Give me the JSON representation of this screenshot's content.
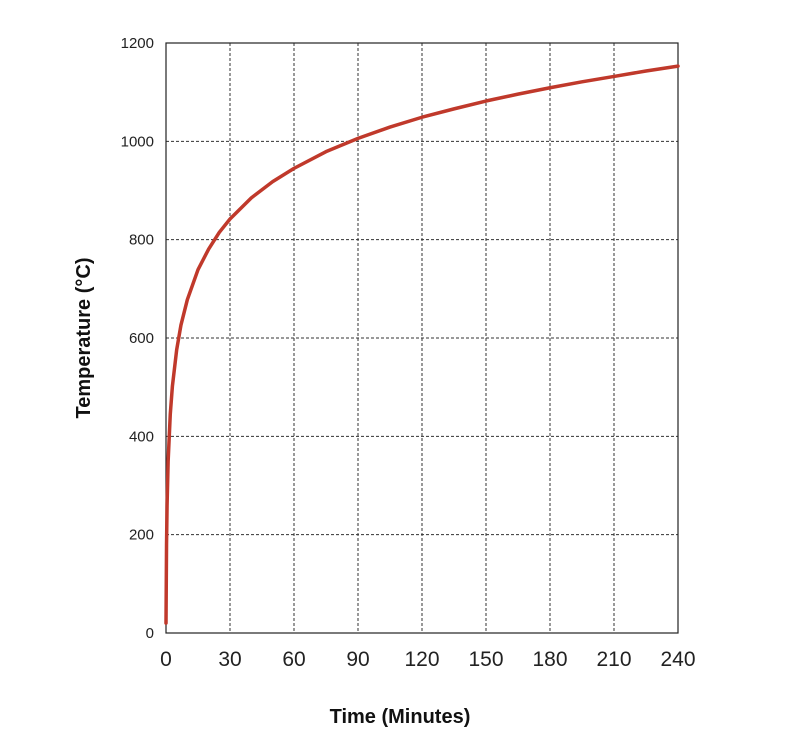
{
  "chart_data": {
    "type": "line",
    "title": "",
    "xlabel": "Time (Minutes)",
    "ylabel": "Temperature (°C)",
    "xlim": [
      0,
      240
    ],
    "ylim": [
      0,
      1200
    ],
    "x_ticks": [
      0,
      30,
      60,
      90,
      120,
      150,
      180,
      210,
      240
    ],
    "y_ticks": [
      0,
      200,
      400,
      600,
      800,
      1000,
      1200
    ],
    "grid": true,
    "legend": "none",
    "line_color": "#c0392b",
    "series": [
      {
        "x": [
          0,
          0.25,
          0.5,
          1,
          2,
          3,
          5,
          7,
          10,
          15,
          20,
          25,
          30,
          40,
          50,
          60,
          75,
          90,
          105,
          120,
          135,
          150,
          165,
          180,
          195,
          210,
          225,
          240
        ],
        "y": [
          20,
          180,
          260,
          349,
          445,
          502,
          576,
          626,
          678,
          739,
          781,
          815,
          842,
          885,
          918,
          945,
          979,
          1006,
          1029,
          1049,
          1066,
          1082,
          1096,
          1109,
          1121,
          1132,
          1143,
          1153
        ]
      }
    ]
  }
}
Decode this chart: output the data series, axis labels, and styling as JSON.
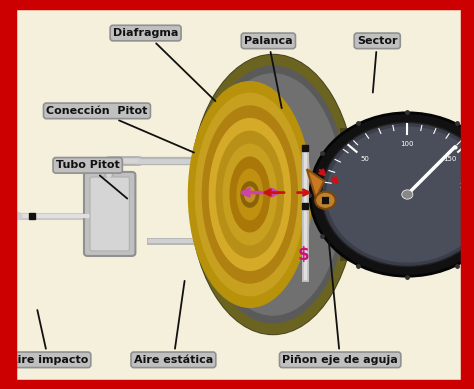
{
  "bg_color": "#f5f0dc",
  "border_color": "#cc0000",
  "figsize": [
    4.74,
    3.89
  ],
  "dpi": 100,
  "labels": [
    {
      "text": "Diafragma",
      "xt": 0.3,
      "yt": 0.915,
      "xp": 0.455,
      "yp": 0.735,
      "ha": "center"
    },
    {
      "text": "Palanca",
      "xt": 0.565,
      "yt": 0.895,
      "xp": 0.595,
      "yp": 0.715,
      "ha": "center"
    },
    {
      "text": "Sector",
      "xt": 0.8,
      "yt": 0.895,
      "xp": 0.79,
      "yp": 0.755,
      "ha": "center"
    },
    {
      "text": "Conección  Pitot",
      "xt": 0.195,
      "yt": 0.715,
      "xp": 0.41,
      "yp": 0.605,
      "ha": "center"
    },
    {
      "text": "Tubo Pitot",
      "xt": 0.175,
      "yt": 0.575,
      "xp": 0.265,
      "yp": 0.485,
      "ha": "center"
    },
    {
      "text": "Aire impacto",
      "xt": 0.09,
      "yt": 0.075,
      "xp": 0.065,
      "yp": 0.21,
      "ha": "center"
    },
    {
      "text": "Aire estática",
      "xt": 0.36,
      "yt": 0.075,
      "xp": 0.385,
      "yp": 0.285,
      "ha": "center"
    },
    {
      "text": "Piñon eje de aguja",
      "xt": 0.72,
      "yt": 0.075,
      "xp": 0.695,
      "yp": 0.385,
      "ha": "center"
    }
  ]
}
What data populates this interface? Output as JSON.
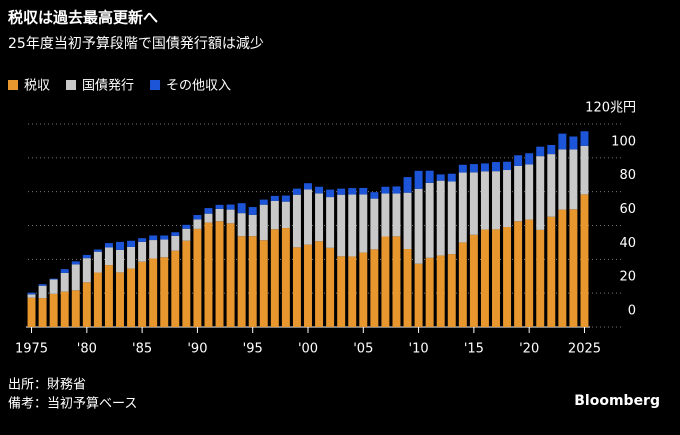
{
  "chart_data": {
    "type": "stacked-bar",
    "title": "税収は過去最高更新へ",
    "subtitle": "25年度当初予算段階で国債発行額は減少",
    "x": [
      1975,
      1976,
      1977,
      1978,
      1979,
      1980,
      1981,
      1982,
      1983,
      1984,
      1985,
      1986,
      1987,
      1988,
      1989,
      1990,
      1991,
      1992,
      1993,
      1994,
      1995,
      1996,
      1997,
      1998,
      1999,
      2000,
      2001,
      2002,
      2003,
      2004,
      2005,
      2006,
      2007,
      2008,
      2009,
      2010,
      2011,
      2012,
      2013,
      2014,
      2015,
      2016,
      2017,
      2018,
      2019,
      2020,
      2021,
      2022,
      2023,
      2024,
      2025
    ],
    "series": [
      {
        "name": "税収",
        "color": "#e8972f",
        "values": [
          17.3,
          17.1,
          19.6,
          20.9,
          21.7,
          26.4,
          32.2,
          36.6,
          32.3,
          34.6,
          38.6,
          40.5,
          41.2,
          45.1,
          51.0,
          58.0,
          61.7,
          62.5,
          61.3,
          53.7,
          53.7,
          51.3,
          57.8,
          58.5,
          47.1,
          48.7,
          50.7,
          46.8,
          41.8,
          41.7,
          44.0,
          45.9,
          53.5,
          53.6,
          46.1,
          37.4,
          40.9,
          42.3,
          43.1,
          50.0,
          54.5,
          57.6,
          57.7,
          59.1,
          62.5,
          63.5,
          57.4,
          65.2,
          69.4,
          69.6,
          78.4
        ]
      },
      {
        "name": "国債発行",
        "color": "#c9c9c9",
        "values": [
          2.0,
          7.3,
          8.5,
          11.1,
          15.3,
          14.3,
          12.3,
          10.4,
          13.3,
          12.7,
          11.7,
          10.9,
          10.5,
          8.8,
          7.1,
          5.6,
          5.3,
          7.3,
          8.1,
          13.6,
          12.6,
          21.0,
          16.7,
          15.6,
          31.1,
          32.6,
          28.3,
          30.0,
          36.4,
          36.6,
          34.4,
          30.0,
          25.4,
          25.3,
          33.3,
          44.3,
          44.3,
          44.2,
          42.9,
          41.3,
          36.9,
          34.4,
          34.4,
          33.7,
          32.7,
          32.6,
          43.6,
          37.0,
          35.6,
          35.4,
          28.7
        ]
      },
      {
        "name": "その他収入",
        "color": "#1c55d8",
        "values": [
          1.0,
          0.9,
          0.5,
          2.2,
          1.8,
          1.9,
          1.3,
          2.6,
          4.7,
          3.7,
          2.2,
          2.7,
          2.4,
          2.1,
          2.3,
          2.6,
          3.3,
          2.4,
          3.0,
          5.9,
          4.6,
          3.0,
          3.0,
          3.6,
          3.6,
          3.7,
          3.9,
          4.4,
          3.6,
          3.8,
          3.8,
          3.8,
          4.0,
          4.2,
          9.2,
          10.6,
          7.2,
          3.7,
          4.6,
          4.6,
          4.9,
          4.7,
          5.4,
          4.9,
          6.3,
          6.6,
          5.6,
          5.4,
          9.3,
          7.6,
          8.6
        ]
      }
    ],
    "xlim": [
      1974.5,
      2025.5
    ],
    "xticks": [
      {
        "value": 1975,
        "label": "1975"
      },
      {
        "value": 1980,
        "label": "'80"
      },
      {
        "value": 1985,
        "label": "'85"
      },
      {
        "value": 1990,
        "label": "'90"
      },
      {
        "value": 1995,
        "label": "'95"
      },
      {
        "value": 2000,
        "label": "'00"
      },
      {
        "value": 2005,
        "label": "'05"
      },
      {
        "value": 2010,
        "label": "'10"
      },
      {
        "value": 2015,
        "label": "'15"
      },
      {
        "value": 2020,
        "label": "'20"
      },
      {
        "value": 2025,
        "label": "2025"
      }
    ],
    "ylim": [
      0,
      120
    ],
    "yticks": [
      0,
      20,
      40,
      60,
      80,
      100,
      {
        "value": 120,
        "label": "120兆円"
      }
    ],
    "grid": true,
    "source": [
      "出所：財務省",
      "備考：当初予算ベース"
    ],
    "brand": "Bloomberg"
  }
}
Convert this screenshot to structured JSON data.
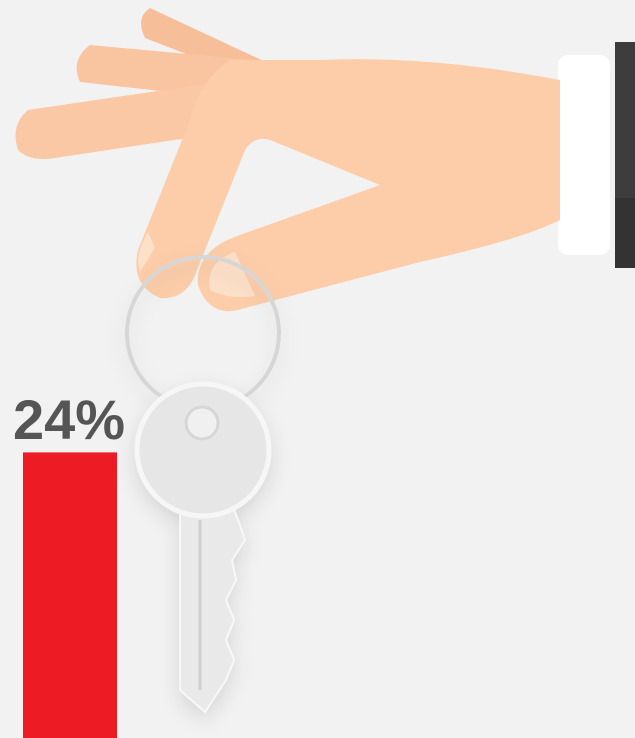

Stated goal
Copy out the data above exactly, except the pictures.

Solution below
Give me the JSON representation of this screenshot's content.
{
  "chart_data": {
    "type": "line",
    "title": "",
    "xlabel": "Time (Minutes)",
    "ylabel": "Temperature (°C)",
    "xlim": [
      0,
      240
    ],
    "ylim": [
      0,
      1200
    ],
    "x_ticks": [
      0,
      30,
      60,
      90,
      120,
      150,
      180,
      210,
      240
    ],
    "y_ticks": [
      0,
      200,
      400,
      600,
      800,
      1000,
      1200
    ],
    "grid": true,
    "legend": "none",
    "line_color": "#c0392b",
    "series": [
      {
        "x": [
          0,
          0.25,
          0.5,
          1,
          2,
          3,
          5,
          7,
          10,
          15,
          20,
          25,
          30,
          40,
          50,
          60,
          75,
          90,
          105,
          120,
          135,
          150,
          165,
          180,
          195,
          210,
          225,
          240
        ],
        "y": [
          20,
          180,
          260,
          349,
          445,
          502,
          576,
          626,
          678,
          739,
          781,
          815,
          842,
          885,
          918,
          945,
          979,
          1006,
          1029,
          1049,
          1066,
          1082,
          1096,
          1109,
          1121,
          1132,
          1143,
          1153
        ]
      }
    ]
  }
}
Decode this chart: output the data series, axis labels, and styling as JSON.
{
  "bg_color": "#f5f0dc",
  "border_color": "#cc0000",
  "figsize": [
    4.74,
    3.89
  ],
  "dpi": 100,
  "labels": [
    {
      "text": "Diafragma",
      "xt": 0.3,
      "yt": 0.915,
      "xp": 0.455,
      "yp": 0.735,
      "ha": "center"
    },
    {
      "text": "Palanca",
      "xt": 0.565,
      "yt": 0.895,
      "xp": 0.595,
      "yp": 0.715,
      "ha": "center"
    },
    {
      "text": "Sector",
      "xt": 0.8,
      "yt": 0.895,
      "xp": 0.79,
      "yp": 0.755,
      "ha": "center"
    },
    {
      "text": "Conección  Pitot",
      "xt": 0.195,
      "yt": 0.715,
      "xp": 0.41,
      "yp": 0.605,
      "ha": "center"
    },
    {
      "text": "Tubo Pitot",
      "xt": 0.175,
      "yt": 0.575,
      "xp": 0.265,
      "yp": 0.485,
      "ha": "center"
    },
    {
      "text": "Aire impacto",
      "xt": 0.09,
      "yt": 0.075,
      "xp": 0.065,
      "yp": 0.21,
      "ha": "center"
    },
    {
      "text": "Aire estática",
      "xt": 0.36,
      "yt": 0.075,
      "xp": 0.385,
      "yp": 0.285,
      "ha": "center"
    },
    {
      "text": "Piñon eje de aguja",
      "xt": 0.72,
      "yt": 0.075,
      "xp": 0.695,
      "yp": 0.385,
      "ha": "center"
    }
  ]
}
What data populates this interface? Output as JSON.
{
  "chart_data": {
    "type": "stacked-bar",
    "title": "税収は過去最高更新へ",
    "subtitle": "25年度当初予算段階で国債発行額は減少",
    "x": [
      1975,
      1976,
      1977,
      1978,
      1979,
      1980,
      1981,
      1982,
      1983,
      1984,
      1985,
      1986,
      1987,
      1988,
      1989,
      1990,
      1991,
      1992,
      1993,
      1994,
      1995,
      1996,
      1997,
      1998,
      1999,
      2000,
      2001,
      2002,
      2003,
      2004,
      2005,
      2006,
      2007,
      2008,
      2009,
      2010,
      2011,
      2012,
      2013,
      2014,
      2015,
      2016,
      2017,
      2018,
      2019,
      2020,
      2021,
      2022,
      2023,
      2024,
      2025
    ],
    "series": [
      {
        "name": "税収",
        "color": "#e8972f",
        "values": [
          17.3,
          17.1,
          19.6,
          20.9,
          21.7,
          26.4,
          32.2,
          36.6,
          32.3,
          34.6,
          38.6,
          40.5,
          41.2,
          45.1,
          51.0,
          58.0,
          61.7,
          62.5,
          61.3,
          53.7,
          53.7,
          51.3,
          57.8,
          58.5,
          47.1,
          48.7,
          50.7,
          46.8,
          41.8,
          41.7,
          44.0,
          45.9,
          53.5,
          53.6,
          46.1,
          37.4,
          40.9,
          42.3,
          43.1,
          50.0,
          54.5,
          57.6,
          57.7,
          59.1,
          62.5,
          63.5,
          57.4,
          65.2,
          69.4,
          69.6,
          78.4
        ]
      },
      {
        "name": "国債発行",
        "color": "#c9c9c9",
        "values": [
          2.0,
          7.3,
          8.5,
          11.1,
          15.3,
          14.3,
          12.3,
          10.4,
          13.3,
          12.7,
          11.7,
          10.9,
          10.5,
          8.8,
          7.1,
          5.6,
          5.3,
          7.3,
          8.1,
          13.6,
          12.6,
          21.0,
          16.7,
          15.6,
          31.1,
          32.6,
          28.3,
          30.0,
          36.4,
          36.6,
          34.4,
          30.0,
          25.4,
          25.3,
          33.3,
          44.3,
          44.3,
          44.2,
          42.9,
          41.3,
          36.9,
          34.4,
          34.4,
          33.7,
          32.7,
          32.6,
          43.6,
          37.0,
          35.6,
          35.4,
          28.7
        ]
      },
      {
        "name": "その他収入",
        "color": "#1c55d8",
        "values": [
          1.0,
          0.9,
          0.5,
          2.2,
          1.8,
          1.9,
          1.3,
          2.6,
          4.7,
          3.7,
          2.2,
          2.7,
          2.4,
          2.1,
          2.3,
          2.6,
          3.3,
          2.4,
          3.0,
          5.9,
          4.6,
          3.0,
          3.0,
          3.6,
          3.6,
          3.7,
          3.9,
          4.4,
          3.6,
          3.8,
          3.8,
          3.8,
          4.0,
          4.2,
          9.2,
          10.6,
          7.2,
          3.7,
          4.6,
          4.6,
          4.9,
          4.7,
          5.4,
          4.9,
          6.3,
          6.6,
          5.6,
          5.4,
          9.3,
          7.6,
          8.6
        ]
      }
    ],
    "xlim": [
      1974.5,
      2025.5
    ],
    "xticks": [
      {
        "value": 1975,
        "label": "1975"
      },
      {
        "value": 1980,
        "label": "'80"
      },
      {
        "value": 1985,
        "label": "'85"
      },
      {
        "value": 1990,
        "label": "'90"
      },
      {
        "value": 1995,
        "label": "'95"
      },
      {
        "value": 2000,
        "label": "'00"
      },
      {
        "value": 2005,
        "label": "'05"
      },
      {
        "value": 2010,
        "label": "'10"
      },
      {
        "value": 2015,
        "label": "'15"
      },
      {
        "value": 2020,
        "label": "'20"
      },
      {
        "value": 2025,
        "label": "2025"
      }
    ],
    "ylim": [
      0,
      120
    ],
    "yticks": [
      0,
      20,
      40,
      60,
      80,
      100,
      {
        "value": 120,
        "label": "120兆円"
      }
    ],
    "grid": true,
    "source": [
      "出所：財務省",
      "備考：当初予算ベース"
    ],
    "brand": "Bloomberg"
  }
}
Convert this screenshot to structured JSON data.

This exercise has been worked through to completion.